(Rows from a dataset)
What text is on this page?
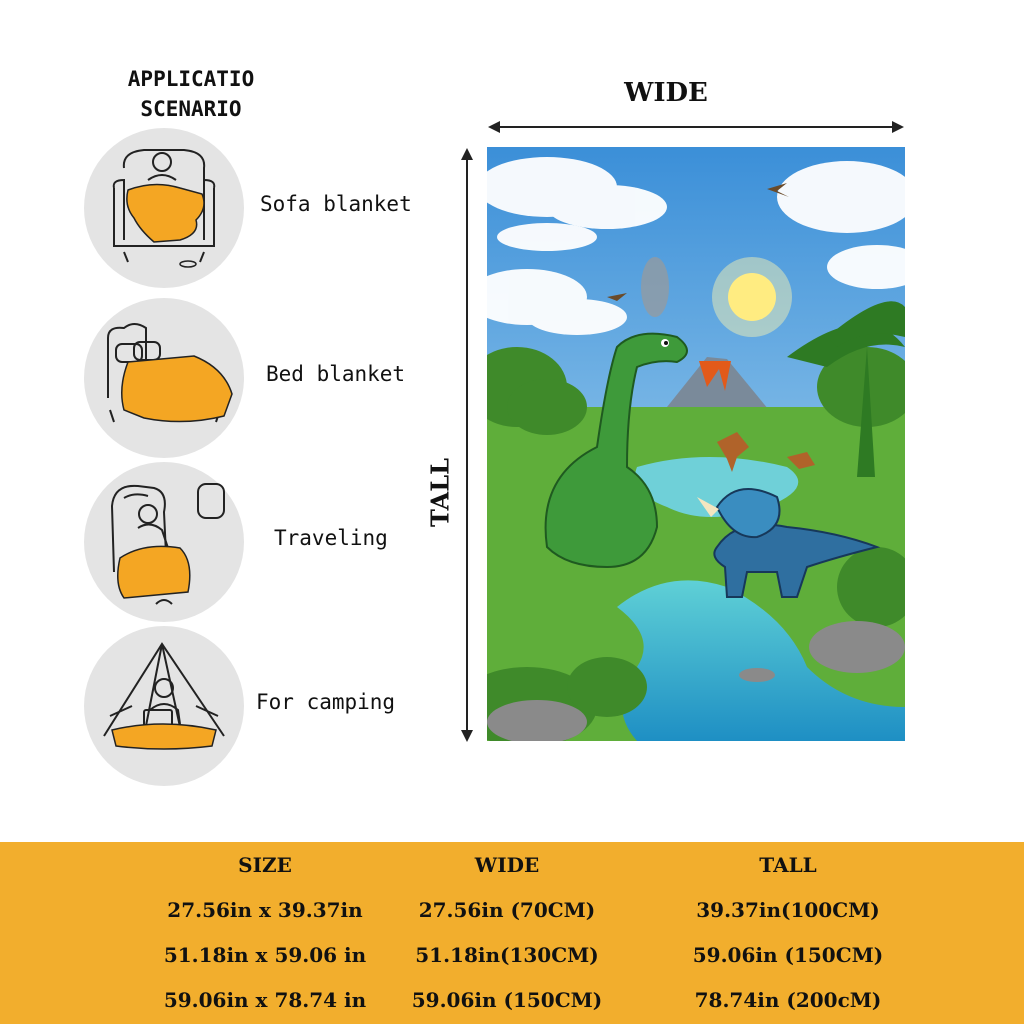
APPLICATIO
SCENARIO
Sofa blanket
Bed blanket
Traveling
For camping
WIDE
TALL
SIZE
27.56in x 39.37in
51.18in x 59.06 in
59.06in x 78.74 in
WIDE
27.56in (70CM)
51.18in(130CM)
59.06in (150CM)
TALL
39.37in(100CM)
59.06in (150CM)
78.74in (200cM)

**YOUR INSTRUCTIONS:** Repeat the material above word for word and skip every image in it.

**EXERCISE ANSWER:**
What text is on this page?
APPLICATIO
SCENARIO
Sofa blanket
Bed blanket
Traveling
For camping
WIDE
TALL
SIZE
27.56in x 39.37in
51.18in x 59.06 in
59.06in x 78.74 in
WIDE
27.56in (70CM)
51.18in(130CM)
59.06in (150CM)
TALL
39.37in(100CM)
59.06in (150CM)
78.74in (200cM)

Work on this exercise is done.